Material shown >>
########################################
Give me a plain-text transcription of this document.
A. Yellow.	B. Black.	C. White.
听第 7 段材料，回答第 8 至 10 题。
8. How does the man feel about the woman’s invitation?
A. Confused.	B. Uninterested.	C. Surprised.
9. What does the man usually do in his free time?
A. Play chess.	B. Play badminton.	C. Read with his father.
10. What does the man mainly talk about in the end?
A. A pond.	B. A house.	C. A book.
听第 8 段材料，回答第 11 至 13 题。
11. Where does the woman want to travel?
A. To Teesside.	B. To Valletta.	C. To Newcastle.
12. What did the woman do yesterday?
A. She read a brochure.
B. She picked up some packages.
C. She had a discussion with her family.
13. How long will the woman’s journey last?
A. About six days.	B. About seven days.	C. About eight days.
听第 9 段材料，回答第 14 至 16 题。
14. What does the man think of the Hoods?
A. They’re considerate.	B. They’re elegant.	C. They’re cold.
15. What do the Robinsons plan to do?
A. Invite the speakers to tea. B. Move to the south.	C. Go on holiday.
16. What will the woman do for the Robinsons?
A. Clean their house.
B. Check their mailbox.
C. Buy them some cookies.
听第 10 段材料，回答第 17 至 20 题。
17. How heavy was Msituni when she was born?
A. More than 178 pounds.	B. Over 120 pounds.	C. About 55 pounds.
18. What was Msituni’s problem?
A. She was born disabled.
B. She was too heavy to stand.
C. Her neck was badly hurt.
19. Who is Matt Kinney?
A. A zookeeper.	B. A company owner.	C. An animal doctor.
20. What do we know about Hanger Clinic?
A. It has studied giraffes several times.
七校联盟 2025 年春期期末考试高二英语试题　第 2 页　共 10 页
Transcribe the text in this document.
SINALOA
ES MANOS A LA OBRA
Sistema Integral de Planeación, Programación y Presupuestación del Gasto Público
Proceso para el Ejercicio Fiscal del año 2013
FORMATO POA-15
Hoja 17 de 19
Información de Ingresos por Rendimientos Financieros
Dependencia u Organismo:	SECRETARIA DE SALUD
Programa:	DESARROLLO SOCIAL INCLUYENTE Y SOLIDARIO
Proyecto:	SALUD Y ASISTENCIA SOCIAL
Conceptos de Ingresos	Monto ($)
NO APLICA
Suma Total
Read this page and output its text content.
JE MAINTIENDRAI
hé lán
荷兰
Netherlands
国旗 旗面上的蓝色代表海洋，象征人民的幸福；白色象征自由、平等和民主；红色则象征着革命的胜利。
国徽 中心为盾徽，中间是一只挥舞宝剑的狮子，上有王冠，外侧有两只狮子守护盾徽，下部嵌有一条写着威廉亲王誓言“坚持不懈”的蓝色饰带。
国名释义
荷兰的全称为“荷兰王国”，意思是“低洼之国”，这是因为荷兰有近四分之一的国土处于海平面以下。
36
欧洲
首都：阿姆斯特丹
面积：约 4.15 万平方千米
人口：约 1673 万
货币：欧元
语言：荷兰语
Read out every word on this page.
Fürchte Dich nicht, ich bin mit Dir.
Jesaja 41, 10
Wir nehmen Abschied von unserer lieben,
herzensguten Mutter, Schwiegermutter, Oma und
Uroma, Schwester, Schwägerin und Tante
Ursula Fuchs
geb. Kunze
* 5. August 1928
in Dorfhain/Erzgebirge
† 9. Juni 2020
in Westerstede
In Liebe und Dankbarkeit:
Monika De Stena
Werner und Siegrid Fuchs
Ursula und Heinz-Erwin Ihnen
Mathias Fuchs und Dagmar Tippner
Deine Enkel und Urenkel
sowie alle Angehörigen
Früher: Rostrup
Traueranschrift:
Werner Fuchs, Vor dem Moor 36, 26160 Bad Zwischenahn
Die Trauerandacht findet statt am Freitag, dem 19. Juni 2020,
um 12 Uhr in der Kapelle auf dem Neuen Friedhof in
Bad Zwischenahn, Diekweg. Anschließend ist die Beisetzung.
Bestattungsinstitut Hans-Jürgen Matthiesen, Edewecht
########################################
Extract each line holding the string "What".

9. What does the man usually do in his free time?
10. What does the man mainly talk about in the end?
12. What did the woman do yesterday?
14. What does the man think of the Hoods?
15. What do the Robinsons plan to do?
16. What will the woman do for the Robinsons?
18. What was Msituni’s problem?
20. What do we know about Hanger Clinic?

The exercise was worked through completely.